Pull out each line of the data that includes the word "title".

────────────────────

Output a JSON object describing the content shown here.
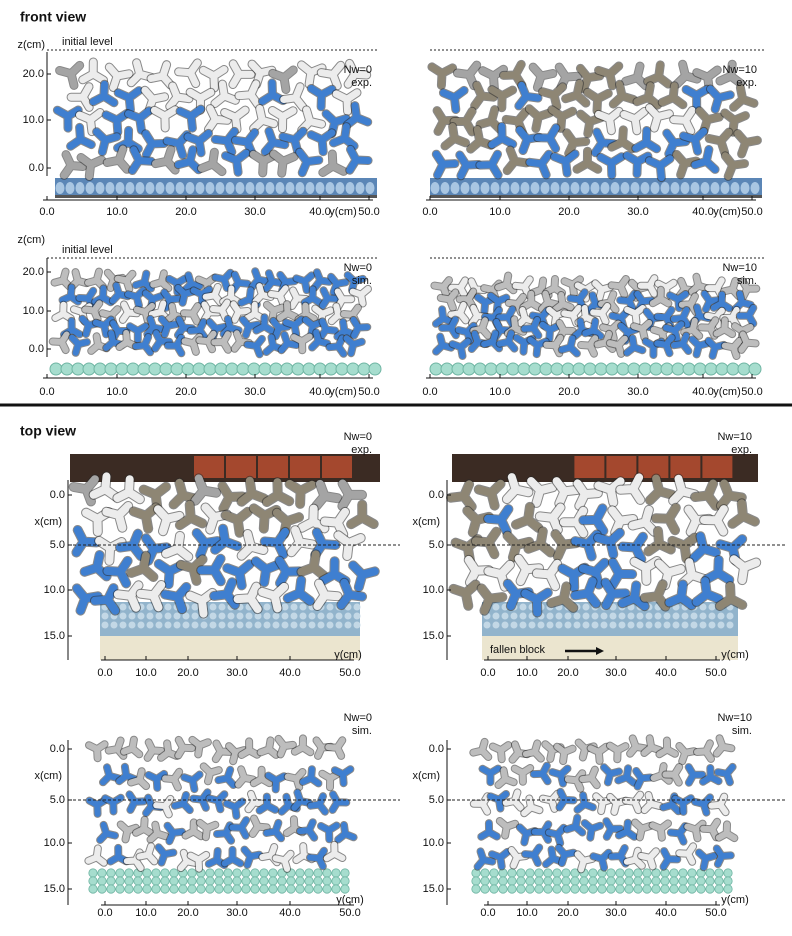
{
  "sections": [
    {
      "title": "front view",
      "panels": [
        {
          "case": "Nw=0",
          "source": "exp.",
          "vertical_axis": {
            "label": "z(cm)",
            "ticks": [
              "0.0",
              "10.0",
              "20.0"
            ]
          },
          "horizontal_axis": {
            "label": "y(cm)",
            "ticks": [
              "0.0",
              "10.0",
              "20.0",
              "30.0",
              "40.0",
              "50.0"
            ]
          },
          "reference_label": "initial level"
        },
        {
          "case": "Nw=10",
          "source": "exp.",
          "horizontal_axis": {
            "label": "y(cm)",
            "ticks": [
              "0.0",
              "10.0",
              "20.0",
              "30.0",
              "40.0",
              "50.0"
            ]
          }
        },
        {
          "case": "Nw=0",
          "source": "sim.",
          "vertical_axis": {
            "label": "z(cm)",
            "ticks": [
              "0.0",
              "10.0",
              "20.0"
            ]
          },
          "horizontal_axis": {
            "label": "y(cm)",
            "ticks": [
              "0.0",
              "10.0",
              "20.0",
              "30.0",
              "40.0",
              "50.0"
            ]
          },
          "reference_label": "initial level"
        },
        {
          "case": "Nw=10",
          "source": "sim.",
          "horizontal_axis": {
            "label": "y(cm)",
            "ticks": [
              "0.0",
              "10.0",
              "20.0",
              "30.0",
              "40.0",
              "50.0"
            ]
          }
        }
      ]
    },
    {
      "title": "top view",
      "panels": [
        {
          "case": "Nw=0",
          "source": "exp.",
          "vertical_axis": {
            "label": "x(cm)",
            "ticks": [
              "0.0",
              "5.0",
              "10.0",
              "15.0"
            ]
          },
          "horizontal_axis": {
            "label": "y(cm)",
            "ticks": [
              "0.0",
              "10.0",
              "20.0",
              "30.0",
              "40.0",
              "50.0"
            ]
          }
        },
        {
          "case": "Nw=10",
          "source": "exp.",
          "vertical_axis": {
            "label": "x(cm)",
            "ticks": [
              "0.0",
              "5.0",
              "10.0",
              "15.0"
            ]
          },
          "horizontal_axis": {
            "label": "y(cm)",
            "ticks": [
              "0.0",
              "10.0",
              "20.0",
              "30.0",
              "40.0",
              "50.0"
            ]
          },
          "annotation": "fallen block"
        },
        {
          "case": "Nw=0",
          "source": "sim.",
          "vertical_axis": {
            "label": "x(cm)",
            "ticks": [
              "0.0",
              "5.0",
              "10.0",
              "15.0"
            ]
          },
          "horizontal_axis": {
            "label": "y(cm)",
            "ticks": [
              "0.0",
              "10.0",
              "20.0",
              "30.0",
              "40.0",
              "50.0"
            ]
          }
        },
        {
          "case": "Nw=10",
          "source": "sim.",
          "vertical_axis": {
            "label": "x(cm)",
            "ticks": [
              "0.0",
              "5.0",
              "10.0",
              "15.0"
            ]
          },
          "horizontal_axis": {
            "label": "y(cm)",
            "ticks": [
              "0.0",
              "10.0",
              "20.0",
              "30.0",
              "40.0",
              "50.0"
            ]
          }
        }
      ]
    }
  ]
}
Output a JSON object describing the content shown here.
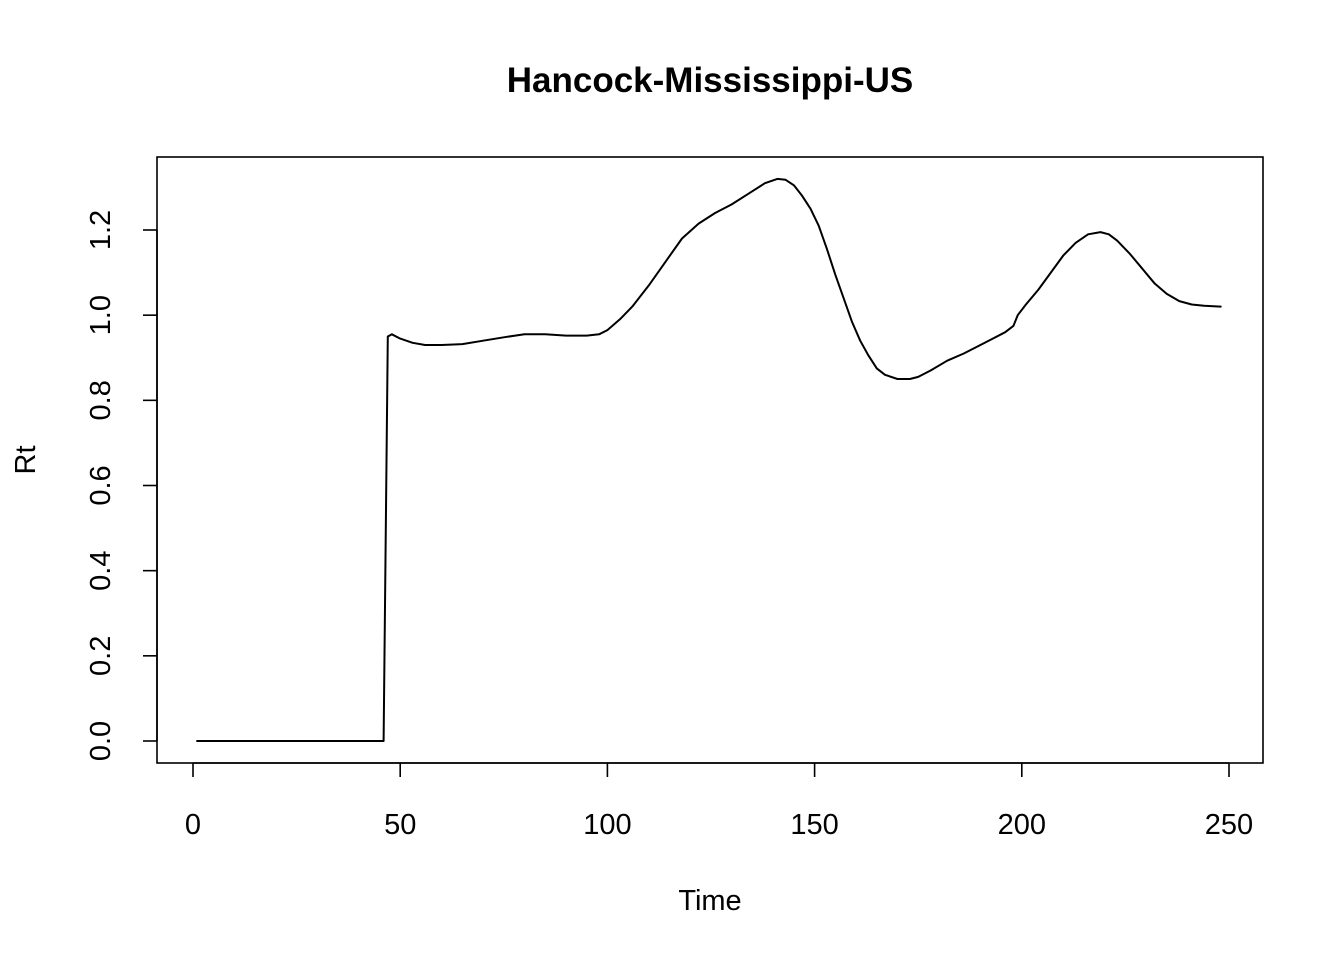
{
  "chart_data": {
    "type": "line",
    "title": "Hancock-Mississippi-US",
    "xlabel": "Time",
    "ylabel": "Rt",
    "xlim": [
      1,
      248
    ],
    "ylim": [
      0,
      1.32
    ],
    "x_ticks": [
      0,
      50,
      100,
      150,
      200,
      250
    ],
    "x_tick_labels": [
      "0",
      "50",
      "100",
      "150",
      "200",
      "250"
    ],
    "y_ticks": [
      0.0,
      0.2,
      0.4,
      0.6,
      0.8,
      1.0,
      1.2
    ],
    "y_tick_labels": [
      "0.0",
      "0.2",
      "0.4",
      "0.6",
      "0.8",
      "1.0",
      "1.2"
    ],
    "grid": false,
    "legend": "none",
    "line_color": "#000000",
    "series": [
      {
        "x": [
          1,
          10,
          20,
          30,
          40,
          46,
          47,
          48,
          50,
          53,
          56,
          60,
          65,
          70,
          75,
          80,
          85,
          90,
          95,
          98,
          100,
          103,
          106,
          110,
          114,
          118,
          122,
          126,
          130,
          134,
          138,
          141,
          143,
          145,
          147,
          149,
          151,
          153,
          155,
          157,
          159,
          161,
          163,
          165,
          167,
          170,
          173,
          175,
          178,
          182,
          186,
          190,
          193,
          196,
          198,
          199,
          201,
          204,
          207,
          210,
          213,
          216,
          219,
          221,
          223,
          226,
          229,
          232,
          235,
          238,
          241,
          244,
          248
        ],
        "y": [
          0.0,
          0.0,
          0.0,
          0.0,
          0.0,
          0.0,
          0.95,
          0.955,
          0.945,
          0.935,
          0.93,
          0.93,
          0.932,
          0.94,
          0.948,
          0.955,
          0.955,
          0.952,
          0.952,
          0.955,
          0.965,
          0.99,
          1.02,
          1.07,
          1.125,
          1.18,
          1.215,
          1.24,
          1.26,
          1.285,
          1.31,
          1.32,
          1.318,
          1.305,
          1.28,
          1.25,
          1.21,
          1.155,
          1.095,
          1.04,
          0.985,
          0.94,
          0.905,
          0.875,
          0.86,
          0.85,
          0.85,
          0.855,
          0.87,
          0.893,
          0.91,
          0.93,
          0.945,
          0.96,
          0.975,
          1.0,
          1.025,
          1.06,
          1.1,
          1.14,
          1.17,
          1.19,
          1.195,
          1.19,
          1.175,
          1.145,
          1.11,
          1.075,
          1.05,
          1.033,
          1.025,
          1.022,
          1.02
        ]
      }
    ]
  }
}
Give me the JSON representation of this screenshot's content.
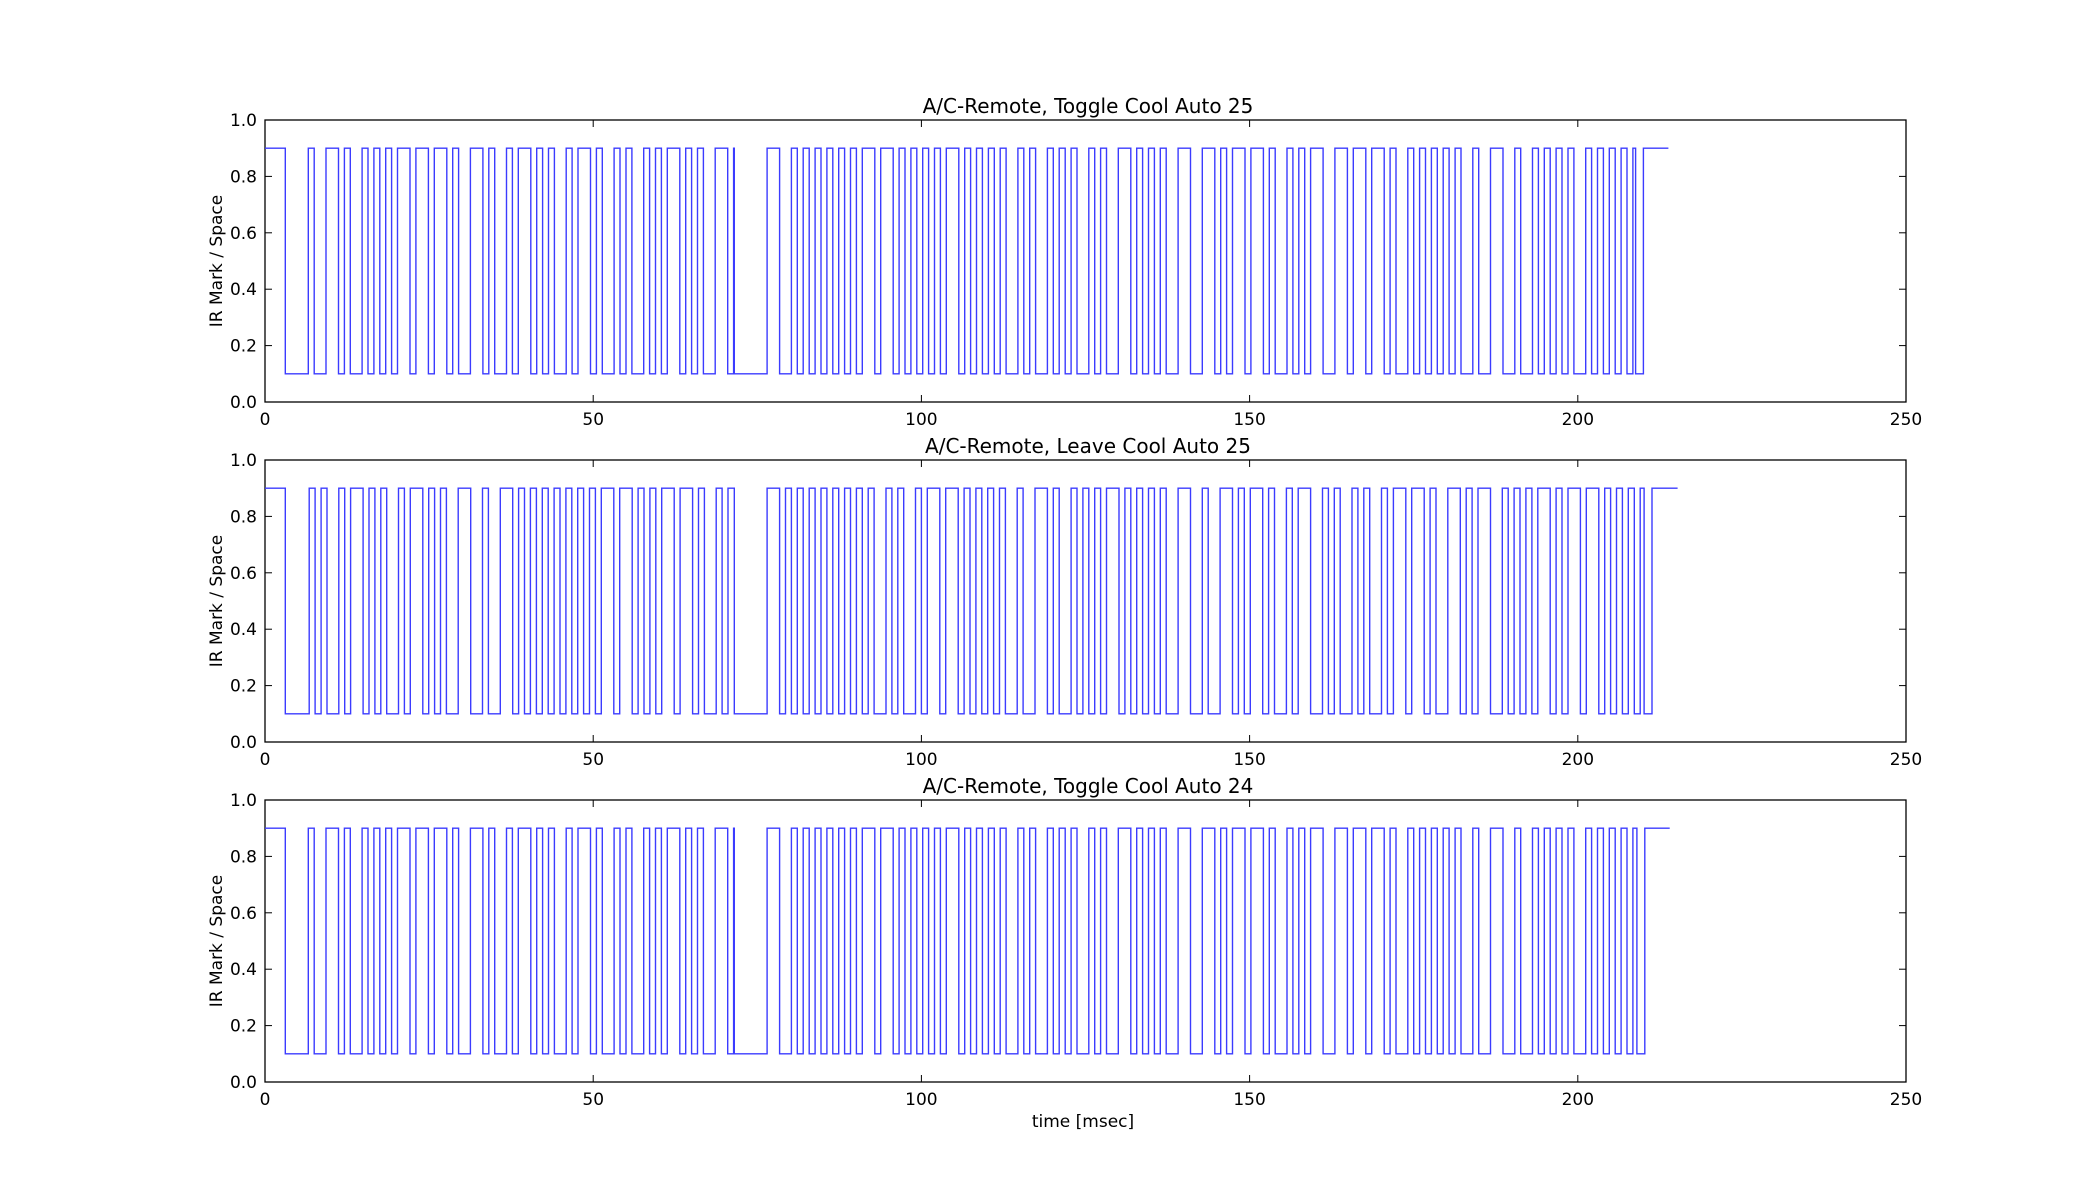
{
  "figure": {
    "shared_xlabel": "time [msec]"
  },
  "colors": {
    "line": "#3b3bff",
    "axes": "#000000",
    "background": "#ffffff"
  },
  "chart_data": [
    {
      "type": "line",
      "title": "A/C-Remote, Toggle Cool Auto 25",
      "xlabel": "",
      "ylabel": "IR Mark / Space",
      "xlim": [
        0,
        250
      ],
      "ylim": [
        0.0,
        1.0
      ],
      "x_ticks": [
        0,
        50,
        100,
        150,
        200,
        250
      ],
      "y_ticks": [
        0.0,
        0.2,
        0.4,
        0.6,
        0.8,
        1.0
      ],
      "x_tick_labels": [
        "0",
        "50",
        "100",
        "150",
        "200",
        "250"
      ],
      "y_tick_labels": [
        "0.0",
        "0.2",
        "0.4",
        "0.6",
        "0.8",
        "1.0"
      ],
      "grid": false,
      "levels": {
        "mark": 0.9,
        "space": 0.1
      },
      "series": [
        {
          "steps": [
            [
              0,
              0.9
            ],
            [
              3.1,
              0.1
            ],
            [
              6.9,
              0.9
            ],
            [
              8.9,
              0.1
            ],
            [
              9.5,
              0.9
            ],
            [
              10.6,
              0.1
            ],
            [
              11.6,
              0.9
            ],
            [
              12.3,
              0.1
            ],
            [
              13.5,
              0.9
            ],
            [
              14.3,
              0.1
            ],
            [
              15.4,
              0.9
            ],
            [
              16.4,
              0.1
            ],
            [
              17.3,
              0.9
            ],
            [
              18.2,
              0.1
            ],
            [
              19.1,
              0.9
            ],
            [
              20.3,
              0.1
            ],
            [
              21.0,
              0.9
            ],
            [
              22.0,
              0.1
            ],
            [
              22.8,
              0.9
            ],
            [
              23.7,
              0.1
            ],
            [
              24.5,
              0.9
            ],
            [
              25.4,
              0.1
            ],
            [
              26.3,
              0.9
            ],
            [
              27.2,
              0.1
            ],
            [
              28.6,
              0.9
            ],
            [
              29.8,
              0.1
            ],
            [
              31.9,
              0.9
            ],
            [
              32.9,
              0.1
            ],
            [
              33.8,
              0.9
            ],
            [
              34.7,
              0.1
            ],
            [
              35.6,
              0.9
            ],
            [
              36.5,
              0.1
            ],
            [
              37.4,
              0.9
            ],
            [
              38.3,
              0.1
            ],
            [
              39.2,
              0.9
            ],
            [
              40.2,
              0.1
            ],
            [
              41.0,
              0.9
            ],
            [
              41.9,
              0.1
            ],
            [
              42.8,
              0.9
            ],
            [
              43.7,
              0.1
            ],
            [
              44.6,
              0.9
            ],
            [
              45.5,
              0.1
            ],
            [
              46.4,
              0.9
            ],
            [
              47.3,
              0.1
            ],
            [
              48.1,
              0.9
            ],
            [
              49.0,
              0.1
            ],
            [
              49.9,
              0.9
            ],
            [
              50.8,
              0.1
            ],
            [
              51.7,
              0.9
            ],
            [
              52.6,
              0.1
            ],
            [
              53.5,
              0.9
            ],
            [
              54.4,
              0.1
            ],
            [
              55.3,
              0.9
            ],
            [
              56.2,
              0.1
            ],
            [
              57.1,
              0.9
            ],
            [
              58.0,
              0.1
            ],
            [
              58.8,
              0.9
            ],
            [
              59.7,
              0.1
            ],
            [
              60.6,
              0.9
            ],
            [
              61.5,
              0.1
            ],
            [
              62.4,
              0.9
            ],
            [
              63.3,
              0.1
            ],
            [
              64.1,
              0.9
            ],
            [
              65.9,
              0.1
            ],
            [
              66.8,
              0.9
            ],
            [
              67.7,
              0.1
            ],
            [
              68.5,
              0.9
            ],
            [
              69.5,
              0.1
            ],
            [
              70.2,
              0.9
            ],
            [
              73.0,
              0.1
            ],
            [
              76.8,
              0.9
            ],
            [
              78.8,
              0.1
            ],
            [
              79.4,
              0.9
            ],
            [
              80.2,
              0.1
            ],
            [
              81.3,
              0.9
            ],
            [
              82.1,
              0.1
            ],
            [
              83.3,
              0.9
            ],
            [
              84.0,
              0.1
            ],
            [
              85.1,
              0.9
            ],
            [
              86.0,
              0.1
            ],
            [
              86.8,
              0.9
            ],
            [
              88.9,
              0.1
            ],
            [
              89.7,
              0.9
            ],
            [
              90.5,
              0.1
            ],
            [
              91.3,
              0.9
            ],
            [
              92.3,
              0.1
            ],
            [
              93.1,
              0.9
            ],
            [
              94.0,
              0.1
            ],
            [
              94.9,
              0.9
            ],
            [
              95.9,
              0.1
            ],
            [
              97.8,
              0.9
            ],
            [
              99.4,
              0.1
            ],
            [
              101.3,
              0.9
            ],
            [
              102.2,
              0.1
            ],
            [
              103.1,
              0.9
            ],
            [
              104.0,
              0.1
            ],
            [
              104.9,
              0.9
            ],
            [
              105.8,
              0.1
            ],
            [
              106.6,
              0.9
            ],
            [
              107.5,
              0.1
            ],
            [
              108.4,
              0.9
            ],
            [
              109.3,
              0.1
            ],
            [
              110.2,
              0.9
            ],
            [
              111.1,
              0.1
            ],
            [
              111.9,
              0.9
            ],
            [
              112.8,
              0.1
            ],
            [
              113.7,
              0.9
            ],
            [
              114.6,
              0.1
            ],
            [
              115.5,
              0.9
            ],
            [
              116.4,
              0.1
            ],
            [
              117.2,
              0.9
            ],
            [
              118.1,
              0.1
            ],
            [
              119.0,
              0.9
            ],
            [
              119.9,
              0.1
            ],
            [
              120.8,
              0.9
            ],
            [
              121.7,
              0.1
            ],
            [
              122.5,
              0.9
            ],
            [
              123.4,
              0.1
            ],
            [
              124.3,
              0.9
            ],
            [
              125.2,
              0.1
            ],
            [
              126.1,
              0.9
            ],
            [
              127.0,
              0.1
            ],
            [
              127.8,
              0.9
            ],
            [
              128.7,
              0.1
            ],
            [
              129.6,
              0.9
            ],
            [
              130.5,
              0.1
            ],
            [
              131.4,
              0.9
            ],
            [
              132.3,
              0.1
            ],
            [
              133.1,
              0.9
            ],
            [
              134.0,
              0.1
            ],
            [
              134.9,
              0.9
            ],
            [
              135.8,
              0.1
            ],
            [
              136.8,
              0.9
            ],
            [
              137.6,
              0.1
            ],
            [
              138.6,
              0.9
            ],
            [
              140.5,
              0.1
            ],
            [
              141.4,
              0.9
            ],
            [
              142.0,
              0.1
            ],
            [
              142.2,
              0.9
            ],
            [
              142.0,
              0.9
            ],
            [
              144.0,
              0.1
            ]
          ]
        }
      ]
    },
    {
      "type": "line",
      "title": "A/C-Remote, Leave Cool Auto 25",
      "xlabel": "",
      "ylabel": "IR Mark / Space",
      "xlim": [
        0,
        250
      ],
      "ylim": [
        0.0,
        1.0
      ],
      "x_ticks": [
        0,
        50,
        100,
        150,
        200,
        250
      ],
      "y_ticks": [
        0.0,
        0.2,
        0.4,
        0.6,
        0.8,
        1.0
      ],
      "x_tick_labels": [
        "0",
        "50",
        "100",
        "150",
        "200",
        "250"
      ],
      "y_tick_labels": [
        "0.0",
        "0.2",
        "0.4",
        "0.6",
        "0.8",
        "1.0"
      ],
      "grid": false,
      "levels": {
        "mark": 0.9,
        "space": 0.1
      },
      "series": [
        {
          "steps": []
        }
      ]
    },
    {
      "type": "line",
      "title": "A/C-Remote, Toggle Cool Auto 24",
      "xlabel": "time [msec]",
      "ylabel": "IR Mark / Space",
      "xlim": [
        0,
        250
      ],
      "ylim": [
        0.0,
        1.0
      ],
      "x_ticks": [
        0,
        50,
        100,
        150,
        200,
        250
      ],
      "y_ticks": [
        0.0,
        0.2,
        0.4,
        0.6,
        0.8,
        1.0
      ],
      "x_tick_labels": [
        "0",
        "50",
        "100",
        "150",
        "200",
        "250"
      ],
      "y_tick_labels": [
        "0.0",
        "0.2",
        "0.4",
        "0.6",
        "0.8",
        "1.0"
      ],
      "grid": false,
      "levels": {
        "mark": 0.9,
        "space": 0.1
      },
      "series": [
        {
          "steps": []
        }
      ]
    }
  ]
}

────────────────────

Response:
      "title": "front view",
      "title": "top view",
    "title": "Hancock-Mississippi-US",
      "title": "A/C-Remote, Toggle Cool Auto 25",
      "title": "A/C-Remote, Leave Cool Auto 25",
      "title": "A/C-Remote, Toggle Cool Auto 24",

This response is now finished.